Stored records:
::::
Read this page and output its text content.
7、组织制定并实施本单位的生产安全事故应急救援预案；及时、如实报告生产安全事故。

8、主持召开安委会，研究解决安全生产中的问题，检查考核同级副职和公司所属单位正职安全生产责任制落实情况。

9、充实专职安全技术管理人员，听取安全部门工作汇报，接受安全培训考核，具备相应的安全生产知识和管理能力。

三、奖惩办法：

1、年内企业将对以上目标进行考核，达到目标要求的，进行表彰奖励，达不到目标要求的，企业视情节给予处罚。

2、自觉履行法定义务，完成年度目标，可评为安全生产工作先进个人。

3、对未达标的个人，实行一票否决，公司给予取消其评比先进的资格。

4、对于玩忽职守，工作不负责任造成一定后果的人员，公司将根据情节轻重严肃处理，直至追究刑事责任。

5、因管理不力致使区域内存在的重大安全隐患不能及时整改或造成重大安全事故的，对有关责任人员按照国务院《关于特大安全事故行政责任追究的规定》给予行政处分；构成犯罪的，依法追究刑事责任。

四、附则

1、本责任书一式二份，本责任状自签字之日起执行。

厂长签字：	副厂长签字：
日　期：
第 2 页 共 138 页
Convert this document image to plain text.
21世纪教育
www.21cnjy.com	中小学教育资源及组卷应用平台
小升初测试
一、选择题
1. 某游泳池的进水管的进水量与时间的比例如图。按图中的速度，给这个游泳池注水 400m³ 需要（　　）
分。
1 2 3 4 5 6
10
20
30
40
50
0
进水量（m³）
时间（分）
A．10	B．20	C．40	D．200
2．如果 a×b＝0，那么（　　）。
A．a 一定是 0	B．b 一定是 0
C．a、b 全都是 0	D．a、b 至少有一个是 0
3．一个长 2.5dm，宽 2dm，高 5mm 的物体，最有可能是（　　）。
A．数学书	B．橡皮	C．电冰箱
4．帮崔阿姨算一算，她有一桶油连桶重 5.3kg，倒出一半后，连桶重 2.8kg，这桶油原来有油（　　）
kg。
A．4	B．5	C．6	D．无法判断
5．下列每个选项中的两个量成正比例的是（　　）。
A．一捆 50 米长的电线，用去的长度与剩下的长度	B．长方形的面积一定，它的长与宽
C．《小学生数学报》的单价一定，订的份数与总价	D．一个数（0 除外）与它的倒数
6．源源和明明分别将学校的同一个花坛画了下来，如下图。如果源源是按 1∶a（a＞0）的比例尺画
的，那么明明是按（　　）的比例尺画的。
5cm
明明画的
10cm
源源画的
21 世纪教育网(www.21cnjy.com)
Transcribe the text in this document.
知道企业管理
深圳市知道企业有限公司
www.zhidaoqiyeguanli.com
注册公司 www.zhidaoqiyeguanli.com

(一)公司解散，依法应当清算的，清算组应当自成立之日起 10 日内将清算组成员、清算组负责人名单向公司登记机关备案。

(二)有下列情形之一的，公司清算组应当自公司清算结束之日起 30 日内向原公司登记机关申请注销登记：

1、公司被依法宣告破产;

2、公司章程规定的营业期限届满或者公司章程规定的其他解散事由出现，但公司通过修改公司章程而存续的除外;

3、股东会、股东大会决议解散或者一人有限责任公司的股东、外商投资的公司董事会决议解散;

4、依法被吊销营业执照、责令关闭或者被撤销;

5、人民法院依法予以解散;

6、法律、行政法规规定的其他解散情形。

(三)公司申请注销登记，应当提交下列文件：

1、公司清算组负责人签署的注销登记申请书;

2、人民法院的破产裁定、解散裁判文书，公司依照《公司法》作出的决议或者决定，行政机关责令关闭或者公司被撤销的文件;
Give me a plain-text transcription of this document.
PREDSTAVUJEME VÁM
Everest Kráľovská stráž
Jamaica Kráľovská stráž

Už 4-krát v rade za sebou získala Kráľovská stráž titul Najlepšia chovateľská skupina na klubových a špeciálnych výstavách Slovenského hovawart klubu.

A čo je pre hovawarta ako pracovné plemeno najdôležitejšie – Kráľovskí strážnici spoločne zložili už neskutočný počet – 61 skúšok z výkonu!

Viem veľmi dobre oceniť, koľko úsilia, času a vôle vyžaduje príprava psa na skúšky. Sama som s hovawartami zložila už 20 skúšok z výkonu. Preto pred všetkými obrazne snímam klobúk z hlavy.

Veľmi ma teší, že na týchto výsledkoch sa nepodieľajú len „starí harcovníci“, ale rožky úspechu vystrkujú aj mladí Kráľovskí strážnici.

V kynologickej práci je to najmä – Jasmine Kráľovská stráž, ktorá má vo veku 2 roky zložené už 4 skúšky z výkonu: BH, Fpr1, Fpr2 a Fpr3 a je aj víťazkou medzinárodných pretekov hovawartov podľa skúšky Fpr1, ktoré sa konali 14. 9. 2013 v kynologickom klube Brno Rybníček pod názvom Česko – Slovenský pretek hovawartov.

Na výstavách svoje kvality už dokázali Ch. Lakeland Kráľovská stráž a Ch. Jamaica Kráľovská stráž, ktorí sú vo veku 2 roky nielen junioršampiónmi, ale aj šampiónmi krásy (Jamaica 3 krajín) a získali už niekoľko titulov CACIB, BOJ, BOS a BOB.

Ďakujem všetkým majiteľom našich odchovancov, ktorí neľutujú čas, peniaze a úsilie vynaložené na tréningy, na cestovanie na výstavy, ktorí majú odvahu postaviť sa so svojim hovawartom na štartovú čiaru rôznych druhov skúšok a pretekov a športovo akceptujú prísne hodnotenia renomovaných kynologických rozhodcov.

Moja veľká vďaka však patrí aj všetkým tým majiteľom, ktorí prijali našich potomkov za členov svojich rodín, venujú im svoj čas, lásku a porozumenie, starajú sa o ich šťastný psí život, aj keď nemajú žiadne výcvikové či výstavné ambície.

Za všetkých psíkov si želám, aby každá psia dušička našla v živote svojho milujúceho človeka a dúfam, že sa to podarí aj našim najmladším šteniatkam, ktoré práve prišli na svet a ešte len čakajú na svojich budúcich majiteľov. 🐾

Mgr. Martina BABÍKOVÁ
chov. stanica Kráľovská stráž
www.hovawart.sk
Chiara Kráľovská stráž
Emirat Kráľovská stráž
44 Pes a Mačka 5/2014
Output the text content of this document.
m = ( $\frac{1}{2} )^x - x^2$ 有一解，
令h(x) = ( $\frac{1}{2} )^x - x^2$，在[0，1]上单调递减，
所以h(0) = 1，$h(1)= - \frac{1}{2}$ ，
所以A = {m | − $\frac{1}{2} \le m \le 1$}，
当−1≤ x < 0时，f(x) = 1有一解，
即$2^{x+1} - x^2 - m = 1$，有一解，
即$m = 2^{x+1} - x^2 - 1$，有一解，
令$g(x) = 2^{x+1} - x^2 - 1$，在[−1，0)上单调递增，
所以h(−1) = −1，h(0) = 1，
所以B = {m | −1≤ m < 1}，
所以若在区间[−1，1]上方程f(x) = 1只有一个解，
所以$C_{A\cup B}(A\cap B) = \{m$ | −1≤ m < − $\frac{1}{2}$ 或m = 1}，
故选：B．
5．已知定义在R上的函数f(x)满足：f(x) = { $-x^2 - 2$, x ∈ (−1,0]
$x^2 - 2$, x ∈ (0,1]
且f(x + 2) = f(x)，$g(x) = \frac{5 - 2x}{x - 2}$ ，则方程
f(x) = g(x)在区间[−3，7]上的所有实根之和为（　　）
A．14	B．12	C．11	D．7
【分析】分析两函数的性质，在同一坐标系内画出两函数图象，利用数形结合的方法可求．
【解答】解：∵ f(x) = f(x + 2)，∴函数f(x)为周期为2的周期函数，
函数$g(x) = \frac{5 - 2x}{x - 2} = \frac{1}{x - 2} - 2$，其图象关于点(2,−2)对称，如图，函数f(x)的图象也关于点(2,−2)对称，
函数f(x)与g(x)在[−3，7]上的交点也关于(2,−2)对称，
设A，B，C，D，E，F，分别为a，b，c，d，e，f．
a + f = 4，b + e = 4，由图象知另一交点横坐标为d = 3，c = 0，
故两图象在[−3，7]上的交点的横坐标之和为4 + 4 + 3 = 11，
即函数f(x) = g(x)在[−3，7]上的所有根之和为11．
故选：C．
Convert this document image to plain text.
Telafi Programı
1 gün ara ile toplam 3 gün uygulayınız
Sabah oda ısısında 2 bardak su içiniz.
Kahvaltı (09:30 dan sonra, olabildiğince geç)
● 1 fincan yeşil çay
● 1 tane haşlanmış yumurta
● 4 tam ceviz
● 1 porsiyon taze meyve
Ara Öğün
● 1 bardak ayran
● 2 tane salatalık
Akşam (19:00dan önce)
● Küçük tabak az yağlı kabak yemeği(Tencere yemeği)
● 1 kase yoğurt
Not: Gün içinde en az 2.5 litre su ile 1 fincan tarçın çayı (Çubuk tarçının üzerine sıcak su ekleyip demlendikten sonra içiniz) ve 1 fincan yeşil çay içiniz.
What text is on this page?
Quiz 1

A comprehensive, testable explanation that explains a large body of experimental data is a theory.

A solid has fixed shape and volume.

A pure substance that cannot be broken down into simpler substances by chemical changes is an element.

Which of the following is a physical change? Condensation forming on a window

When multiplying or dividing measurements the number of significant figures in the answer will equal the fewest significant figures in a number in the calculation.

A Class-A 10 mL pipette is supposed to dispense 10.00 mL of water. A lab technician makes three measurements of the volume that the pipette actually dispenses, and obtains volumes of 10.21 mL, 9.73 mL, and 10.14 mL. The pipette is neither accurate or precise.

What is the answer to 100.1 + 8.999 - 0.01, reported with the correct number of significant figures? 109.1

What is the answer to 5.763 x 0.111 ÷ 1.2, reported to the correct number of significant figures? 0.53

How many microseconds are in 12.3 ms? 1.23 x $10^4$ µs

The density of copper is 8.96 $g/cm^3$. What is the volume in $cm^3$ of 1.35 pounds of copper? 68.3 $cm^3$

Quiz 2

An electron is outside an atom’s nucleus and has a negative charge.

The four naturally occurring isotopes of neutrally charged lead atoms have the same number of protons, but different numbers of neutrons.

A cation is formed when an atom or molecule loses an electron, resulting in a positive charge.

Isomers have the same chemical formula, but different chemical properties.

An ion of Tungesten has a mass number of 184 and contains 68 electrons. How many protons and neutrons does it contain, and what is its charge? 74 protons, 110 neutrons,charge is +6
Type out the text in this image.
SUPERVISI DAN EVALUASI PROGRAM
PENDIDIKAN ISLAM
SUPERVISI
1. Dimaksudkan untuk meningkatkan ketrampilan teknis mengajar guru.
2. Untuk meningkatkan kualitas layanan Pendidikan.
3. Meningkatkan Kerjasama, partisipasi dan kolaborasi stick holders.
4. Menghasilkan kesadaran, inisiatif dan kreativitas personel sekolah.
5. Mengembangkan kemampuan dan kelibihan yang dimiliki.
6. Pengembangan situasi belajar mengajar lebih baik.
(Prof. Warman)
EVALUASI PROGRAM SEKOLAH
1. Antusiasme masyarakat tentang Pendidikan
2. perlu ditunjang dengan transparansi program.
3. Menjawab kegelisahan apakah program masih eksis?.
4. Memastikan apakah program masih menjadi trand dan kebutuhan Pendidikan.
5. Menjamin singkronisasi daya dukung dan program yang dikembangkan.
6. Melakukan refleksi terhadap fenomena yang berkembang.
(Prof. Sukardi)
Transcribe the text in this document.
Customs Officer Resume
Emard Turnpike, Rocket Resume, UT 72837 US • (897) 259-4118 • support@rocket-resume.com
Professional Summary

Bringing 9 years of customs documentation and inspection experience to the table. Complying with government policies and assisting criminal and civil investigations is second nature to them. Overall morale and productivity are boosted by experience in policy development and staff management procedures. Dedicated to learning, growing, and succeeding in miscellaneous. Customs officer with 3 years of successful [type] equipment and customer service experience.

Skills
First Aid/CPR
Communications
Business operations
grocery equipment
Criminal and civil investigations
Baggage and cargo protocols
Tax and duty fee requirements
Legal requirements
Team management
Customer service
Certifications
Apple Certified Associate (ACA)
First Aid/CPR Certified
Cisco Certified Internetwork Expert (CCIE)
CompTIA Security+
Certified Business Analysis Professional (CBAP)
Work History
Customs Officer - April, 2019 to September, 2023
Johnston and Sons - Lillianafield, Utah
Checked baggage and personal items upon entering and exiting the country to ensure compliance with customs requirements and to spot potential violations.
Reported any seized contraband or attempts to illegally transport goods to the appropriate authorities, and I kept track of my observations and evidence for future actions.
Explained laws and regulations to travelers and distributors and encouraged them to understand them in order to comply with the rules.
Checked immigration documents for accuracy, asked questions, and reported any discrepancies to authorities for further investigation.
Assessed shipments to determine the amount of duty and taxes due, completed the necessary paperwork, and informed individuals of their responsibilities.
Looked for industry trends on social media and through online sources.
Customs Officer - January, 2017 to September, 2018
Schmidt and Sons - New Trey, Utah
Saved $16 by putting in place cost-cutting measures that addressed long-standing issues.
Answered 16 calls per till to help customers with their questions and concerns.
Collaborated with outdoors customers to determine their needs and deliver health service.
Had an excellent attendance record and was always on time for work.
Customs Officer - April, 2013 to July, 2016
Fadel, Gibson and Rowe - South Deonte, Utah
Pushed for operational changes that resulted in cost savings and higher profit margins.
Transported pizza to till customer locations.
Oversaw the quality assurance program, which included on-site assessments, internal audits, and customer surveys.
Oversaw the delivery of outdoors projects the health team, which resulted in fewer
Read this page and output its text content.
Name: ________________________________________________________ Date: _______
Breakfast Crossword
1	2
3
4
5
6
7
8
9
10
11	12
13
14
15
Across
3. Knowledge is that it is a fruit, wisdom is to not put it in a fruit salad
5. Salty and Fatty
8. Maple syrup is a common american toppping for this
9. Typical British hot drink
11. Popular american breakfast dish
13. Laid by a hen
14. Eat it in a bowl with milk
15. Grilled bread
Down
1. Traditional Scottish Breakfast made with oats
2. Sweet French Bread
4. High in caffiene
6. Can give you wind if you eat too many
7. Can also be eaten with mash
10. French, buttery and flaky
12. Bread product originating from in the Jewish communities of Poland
::::
**Job**
Check each line of the records for "majiteľom" and copy the ones that contain it.

**Answer to the task**
Ďakujem všetkým majiteľom našich odchovancov, ktorí neľutujú čas, peniaze a úsilie vynaložené na tréningy, na cestovanie na výstavy, ktorí majú odvahu postaviť sa so svojim hovawartom na štartovú čiaru rôznych druhov skúšok a pretekov a športovo akceptujú prísne hodnotenia renomovaných kynologických rozhodcov.
Moja veľká vďaka však patrí aj všetkým tým majiteľom, ktorí prijali našich potomkov za členov svojich rodín, venujú im svoj čas, lásku a porozumenie, starajú sa o ich šťastný psí život, aj keď nemajú žiadne výcvikové či výstavné ambície.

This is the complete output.